Wherever the word "into" turns up in a line of the entries, copy that line.

----- Provided data

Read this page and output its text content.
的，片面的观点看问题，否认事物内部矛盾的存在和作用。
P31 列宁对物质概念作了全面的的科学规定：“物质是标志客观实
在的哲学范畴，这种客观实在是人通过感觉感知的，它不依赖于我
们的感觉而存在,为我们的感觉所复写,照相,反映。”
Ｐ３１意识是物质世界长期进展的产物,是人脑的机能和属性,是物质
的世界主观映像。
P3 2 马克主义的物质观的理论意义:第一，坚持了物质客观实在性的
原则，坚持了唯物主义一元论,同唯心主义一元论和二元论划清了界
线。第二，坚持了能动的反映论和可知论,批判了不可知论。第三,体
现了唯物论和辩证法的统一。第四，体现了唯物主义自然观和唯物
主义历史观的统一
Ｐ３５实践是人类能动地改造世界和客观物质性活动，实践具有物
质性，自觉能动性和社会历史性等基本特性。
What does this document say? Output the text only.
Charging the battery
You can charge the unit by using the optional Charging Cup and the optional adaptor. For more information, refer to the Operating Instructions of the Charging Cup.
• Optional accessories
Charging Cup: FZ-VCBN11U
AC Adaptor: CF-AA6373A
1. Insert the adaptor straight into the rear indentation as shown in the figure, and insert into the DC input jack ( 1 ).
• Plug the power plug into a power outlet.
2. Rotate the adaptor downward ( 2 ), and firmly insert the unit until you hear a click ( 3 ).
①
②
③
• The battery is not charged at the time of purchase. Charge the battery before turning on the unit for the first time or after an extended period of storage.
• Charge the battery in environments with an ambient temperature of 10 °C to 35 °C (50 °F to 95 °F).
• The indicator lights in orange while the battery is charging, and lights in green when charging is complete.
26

----------

• Exercise answer
1. Insert the adaptor straight into the rear indentation as shown in the figure, and insert into the DC input jack ( 1 ).
• Plug the power plug into a power outlet.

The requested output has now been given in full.